** START **

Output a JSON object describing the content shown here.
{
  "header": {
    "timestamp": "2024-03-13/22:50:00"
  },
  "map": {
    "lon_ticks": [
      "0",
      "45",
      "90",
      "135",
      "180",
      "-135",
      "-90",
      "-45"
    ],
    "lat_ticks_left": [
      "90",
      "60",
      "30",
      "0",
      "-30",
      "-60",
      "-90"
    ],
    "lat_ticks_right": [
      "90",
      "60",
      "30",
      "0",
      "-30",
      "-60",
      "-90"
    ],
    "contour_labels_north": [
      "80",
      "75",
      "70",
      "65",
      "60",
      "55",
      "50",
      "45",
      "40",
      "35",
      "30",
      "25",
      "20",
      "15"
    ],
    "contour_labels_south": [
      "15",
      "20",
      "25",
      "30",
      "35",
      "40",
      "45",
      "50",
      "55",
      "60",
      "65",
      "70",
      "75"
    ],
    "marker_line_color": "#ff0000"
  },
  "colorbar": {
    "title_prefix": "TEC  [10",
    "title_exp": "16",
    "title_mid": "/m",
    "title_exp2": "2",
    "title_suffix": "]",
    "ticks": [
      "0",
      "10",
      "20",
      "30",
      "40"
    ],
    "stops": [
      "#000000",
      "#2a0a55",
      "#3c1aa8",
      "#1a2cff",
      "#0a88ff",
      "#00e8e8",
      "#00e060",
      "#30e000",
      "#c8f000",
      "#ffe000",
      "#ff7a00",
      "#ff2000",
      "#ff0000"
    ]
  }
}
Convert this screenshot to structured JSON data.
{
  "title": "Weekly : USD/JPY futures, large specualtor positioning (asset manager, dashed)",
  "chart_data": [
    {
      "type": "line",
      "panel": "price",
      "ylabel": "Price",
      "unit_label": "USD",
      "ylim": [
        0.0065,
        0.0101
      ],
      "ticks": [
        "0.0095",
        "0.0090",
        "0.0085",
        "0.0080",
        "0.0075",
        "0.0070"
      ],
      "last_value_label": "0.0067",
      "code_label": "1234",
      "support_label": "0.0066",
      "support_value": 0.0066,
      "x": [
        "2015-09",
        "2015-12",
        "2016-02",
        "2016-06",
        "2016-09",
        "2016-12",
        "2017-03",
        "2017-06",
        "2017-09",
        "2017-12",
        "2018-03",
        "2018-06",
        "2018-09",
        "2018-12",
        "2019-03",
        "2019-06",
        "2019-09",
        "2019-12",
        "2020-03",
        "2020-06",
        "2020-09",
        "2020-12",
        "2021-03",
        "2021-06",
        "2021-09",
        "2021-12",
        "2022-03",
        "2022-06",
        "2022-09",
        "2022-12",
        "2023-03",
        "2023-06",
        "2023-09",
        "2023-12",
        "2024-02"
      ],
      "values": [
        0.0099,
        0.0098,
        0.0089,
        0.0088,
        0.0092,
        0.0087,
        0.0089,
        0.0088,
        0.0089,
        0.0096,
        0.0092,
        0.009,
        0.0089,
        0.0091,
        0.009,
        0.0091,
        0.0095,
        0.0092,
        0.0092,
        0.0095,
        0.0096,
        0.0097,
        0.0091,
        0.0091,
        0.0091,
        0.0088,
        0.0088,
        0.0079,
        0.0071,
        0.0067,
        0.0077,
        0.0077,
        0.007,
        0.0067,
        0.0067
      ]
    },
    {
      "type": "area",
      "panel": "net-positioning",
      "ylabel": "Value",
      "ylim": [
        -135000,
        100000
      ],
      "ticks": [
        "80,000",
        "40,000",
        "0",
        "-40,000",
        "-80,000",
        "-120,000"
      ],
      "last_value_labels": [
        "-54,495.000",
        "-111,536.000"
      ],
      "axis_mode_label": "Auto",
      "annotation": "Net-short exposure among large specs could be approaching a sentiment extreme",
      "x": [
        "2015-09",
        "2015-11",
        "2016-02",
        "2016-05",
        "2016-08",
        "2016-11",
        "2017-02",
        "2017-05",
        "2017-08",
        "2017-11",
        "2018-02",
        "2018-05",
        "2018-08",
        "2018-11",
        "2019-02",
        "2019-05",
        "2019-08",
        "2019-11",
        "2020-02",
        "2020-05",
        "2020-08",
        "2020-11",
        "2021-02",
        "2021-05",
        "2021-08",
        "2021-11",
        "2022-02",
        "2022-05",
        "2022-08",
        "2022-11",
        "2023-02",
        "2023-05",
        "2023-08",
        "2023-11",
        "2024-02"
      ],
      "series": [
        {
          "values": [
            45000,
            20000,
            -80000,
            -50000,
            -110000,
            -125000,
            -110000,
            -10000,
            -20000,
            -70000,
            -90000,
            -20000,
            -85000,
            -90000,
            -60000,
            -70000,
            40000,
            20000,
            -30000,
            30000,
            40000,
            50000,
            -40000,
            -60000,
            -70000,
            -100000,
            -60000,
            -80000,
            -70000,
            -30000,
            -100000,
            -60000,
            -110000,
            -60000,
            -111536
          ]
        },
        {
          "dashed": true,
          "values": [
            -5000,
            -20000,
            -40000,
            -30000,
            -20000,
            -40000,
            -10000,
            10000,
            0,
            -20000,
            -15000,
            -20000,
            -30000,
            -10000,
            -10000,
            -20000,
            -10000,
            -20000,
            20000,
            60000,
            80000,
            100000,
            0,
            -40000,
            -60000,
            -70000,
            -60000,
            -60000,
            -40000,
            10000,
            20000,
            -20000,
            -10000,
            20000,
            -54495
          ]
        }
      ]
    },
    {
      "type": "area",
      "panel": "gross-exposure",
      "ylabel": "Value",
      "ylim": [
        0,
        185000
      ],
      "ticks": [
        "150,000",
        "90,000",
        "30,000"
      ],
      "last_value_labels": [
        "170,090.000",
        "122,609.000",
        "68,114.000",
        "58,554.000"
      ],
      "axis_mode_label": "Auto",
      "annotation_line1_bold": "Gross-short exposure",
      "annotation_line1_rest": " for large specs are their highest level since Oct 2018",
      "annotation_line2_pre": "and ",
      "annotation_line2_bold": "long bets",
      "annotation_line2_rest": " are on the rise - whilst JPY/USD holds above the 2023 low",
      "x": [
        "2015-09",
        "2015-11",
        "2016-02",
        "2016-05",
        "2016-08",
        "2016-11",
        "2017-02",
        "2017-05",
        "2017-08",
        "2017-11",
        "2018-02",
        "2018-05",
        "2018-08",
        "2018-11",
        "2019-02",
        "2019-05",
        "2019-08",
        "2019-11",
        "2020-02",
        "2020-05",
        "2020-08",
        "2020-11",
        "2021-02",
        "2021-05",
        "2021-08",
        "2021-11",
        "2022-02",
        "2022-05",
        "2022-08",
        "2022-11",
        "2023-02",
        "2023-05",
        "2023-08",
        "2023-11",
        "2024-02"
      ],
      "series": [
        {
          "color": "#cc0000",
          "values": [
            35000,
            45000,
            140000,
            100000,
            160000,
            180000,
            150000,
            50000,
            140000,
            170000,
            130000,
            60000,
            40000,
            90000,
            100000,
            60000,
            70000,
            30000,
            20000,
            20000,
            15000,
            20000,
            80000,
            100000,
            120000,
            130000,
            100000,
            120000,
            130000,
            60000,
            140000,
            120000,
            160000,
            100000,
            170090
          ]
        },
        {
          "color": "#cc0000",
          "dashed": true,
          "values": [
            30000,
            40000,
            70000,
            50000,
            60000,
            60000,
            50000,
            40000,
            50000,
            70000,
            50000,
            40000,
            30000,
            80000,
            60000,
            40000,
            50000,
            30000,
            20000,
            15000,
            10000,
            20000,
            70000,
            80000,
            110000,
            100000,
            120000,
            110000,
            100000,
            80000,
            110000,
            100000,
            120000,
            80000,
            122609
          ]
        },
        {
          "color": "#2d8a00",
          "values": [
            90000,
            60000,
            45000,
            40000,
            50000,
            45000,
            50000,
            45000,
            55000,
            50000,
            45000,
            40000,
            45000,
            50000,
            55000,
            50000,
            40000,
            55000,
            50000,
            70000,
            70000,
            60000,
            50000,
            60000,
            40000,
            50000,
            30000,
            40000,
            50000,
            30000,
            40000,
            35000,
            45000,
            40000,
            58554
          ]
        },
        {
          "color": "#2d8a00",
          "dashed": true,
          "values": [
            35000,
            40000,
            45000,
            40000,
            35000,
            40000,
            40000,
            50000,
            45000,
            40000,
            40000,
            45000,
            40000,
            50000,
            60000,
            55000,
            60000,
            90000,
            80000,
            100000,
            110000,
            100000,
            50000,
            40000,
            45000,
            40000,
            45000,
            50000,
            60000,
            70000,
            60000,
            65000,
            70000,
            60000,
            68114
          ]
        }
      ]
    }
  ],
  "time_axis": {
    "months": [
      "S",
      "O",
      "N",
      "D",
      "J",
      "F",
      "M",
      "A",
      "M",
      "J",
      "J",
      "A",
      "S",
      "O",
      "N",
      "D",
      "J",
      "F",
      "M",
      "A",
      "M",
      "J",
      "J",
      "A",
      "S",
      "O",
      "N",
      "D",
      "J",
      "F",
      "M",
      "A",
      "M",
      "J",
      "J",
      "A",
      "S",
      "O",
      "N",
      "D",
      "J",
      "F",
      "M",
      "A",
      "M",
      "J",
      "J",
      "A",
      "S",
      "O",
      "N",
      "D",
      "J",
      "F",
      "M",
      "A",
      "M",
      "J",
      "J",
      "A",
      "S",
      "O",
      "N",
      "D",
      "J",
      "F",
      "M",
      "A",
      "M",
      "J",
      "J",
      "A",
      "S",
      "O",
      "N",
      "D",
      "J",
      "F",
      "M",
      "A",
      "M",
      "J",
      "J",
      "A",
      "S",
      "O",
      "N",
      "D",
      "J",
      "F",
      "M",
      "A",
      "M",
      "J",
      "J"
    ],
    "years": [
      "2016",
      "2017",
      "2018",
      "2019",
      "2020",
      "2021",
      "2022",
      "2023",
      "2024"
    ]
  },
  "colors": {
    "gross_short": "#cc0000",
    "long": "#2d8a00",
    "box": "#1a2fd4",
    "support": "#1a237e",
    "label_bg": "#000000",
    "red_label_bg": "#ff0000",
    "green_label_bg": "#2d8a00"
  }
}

** END **

Return each line that includes "panel".

      "panel": "price",
      "panel": "net-positioning",
      "panel": "gross-exposure",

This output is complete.